## WHAT YOU SHOULD DO
Omit the images. Copy each entry word for word.

## RECORD SET
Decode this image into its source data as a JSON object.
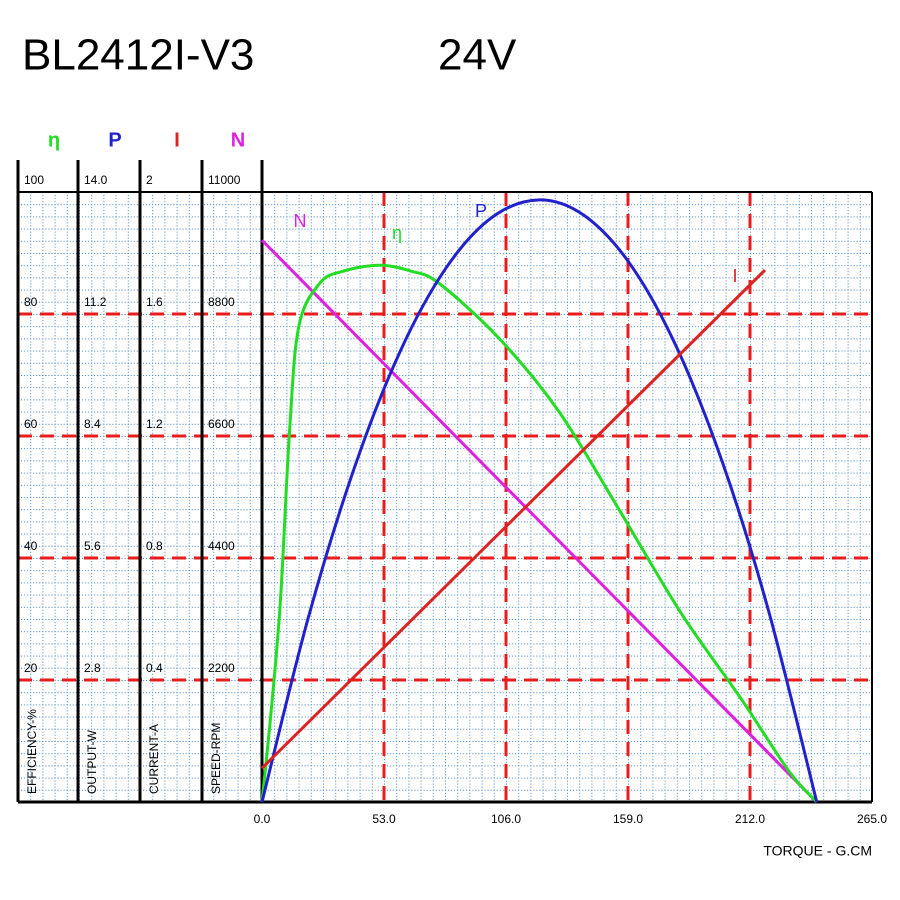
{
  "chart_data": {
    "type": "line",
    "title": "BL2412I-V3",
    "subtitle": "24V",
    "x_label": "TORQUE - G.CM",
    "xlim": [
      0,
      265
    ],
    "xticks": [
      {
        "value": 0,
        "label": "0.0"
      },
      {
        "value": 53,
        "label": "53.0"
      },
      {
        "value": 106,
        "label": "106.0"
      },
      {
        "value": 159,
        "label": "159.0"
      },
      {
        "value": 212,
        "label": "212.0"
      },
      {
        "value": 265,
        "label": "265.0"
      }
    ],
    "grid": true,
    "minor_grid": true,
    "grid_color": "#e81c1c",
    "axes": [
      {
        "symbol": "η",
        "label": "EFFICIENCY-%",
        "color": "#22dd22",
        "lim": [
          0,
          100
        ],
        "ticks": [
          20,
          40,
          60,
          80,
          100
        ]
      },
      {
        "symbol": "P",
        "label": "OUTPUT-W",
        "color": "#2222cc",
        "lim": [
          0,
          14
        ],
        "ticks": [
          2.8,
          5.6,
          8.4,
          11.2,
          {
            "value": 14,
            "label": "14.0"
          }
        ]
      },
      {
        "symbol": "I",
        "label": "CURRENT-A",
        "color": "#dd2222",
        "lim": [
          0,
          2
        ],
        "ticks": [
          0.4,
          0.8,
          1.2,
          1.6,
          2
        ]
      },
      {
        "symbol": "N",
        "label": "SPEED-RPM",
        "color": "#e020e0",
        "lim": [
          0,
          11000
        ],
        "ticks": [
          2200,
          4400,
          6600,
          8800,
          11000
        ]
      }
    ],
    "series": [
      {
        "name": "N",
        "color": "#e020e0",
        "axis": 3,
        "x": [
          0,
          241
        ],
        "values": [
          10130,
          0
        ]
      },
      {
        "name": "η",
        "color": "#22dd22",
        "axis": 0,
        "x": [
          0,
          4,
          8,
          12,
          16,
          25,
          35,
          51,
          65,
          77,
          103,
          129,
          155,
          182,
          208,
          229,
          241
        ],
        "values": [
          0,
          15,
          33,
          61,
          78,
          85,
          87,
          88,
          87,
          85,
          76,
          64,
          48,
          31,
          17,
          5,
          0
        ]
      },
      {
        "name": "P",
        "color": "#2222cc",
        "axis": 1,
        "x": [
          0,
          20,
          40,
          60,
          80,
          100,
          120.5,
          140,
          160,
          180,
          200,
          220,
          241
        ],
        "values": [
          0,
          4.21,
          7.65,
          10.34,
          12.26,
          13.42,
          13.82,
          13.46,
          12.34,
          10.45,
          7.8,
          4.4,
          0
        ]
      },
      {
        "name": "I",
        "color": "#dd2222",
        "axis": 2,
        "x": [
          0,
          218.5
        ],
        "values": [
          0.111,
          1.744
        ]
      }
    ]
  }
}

## THE REPLY
Decode this image into its source data as a JSON object.
{
  "chart_data": {
    "type": "line",
    "title": "BL2412I-V3",
    "subtitle": "24V",
    "x_label": "TORQUE - G.CM",
    "xlim": [
      0,
      265
    ],
    "xticks": [
      {
        "value": 0,
        "label": "0.0"
      },
      {
        "value": 53,
        "label": "53.0"
      },
      {
        "value": 106,
        "label": "106.0"
      },
      {
        "value": 159,
        "label": "159.0"
      },
      {
        "value": 212,
        "label": "212.0"
      },
      {
        "value": 265,
        "label": "265.0"
      }
    ],
    "grid": true,
    "minor_grid": true,
    "grid_color": "#e81c1c",
    "axes": [
      {
        "symbol": "η",
        "label": "EFFICIENCY-%",
        "color": "#22dd22",
        "lim": [
          0,
          100
        ],
        "ticks": [
          20,
          40,
          60,
          80,
          100
        ]
      },
      {
        "symbol": "P",
        "label": "OUTPUT-W",
        "color": "#2222cc",
        "lim": [
          0,
          14
        ],
        "ticks": [
          2.8,
          5.6,
          8.4,
          11.2,
          {
            "value": 14,
            "label": "14.0"
          }
        ]
      },
      {
        "symbol": "I",
        "label": "CURRENT-A",
        "color": "#dd2222",
        "lim": [
          0,
          2
        ],
        "ticks": [
          0.4,
          0.8,
          1.2,
          1.6,
          2
        ]
      },
      {
        "symbol": "N",
        "label": "SPEED-RPM",
        "color": "#e020e0",
        "lim": [
          0,
          11000
        ],
        "ticks": [
          2200,
          4400,
          6600,
          8800,
          11000
        ]
      }
    ],
    "series": [
      {
        "name": "N",
        "color": "#e020e0",
        "axis": 3,
        "x": [
          0,
          241
        ],
        "values": [
          10130,
          0
        ]
      },
      {
        "name": "η",
        "color": "#22dd22",
        "axis": 0,
        "x": [
          0,
          4,
          8,
          12,
          16,
          25,
          35,
          51,
          65,
          77,
          103,
          129,
          155,
          182,
          208,
          229,
          241
        ],
        "values": [
          0,
          15,
          33,
          61,
          78,
          85,
          87,
          88,
          87,
          85,
          76,
          64,
          48,
          31,
          17,
          5,
          0
        ]
      },
      {
        "name": "P",
        "color": "#2222cc",
        "axis": 1,
        "x": [
          0,
          20,
          40,
          60,
          80,
          100,
          120.5,
          140,
          160,
          180,
          200,
          220,
          241
        ],
        "values": [
          0,
          4.21,
          7.65,
          10.34,
          12.26,
          13.42,
          13.82,
          13.46,
          12.34,
          10.45,
          7.8,
          4.4,
          0
        ]
      },
      {
        "name": "I",
        "color": "#dd2222",
        "axis": 2,
        "x": [
          0,
          218.5
        ],
        "values": [
          0.111,
          1.744
        ]
      }
    ]
  }
}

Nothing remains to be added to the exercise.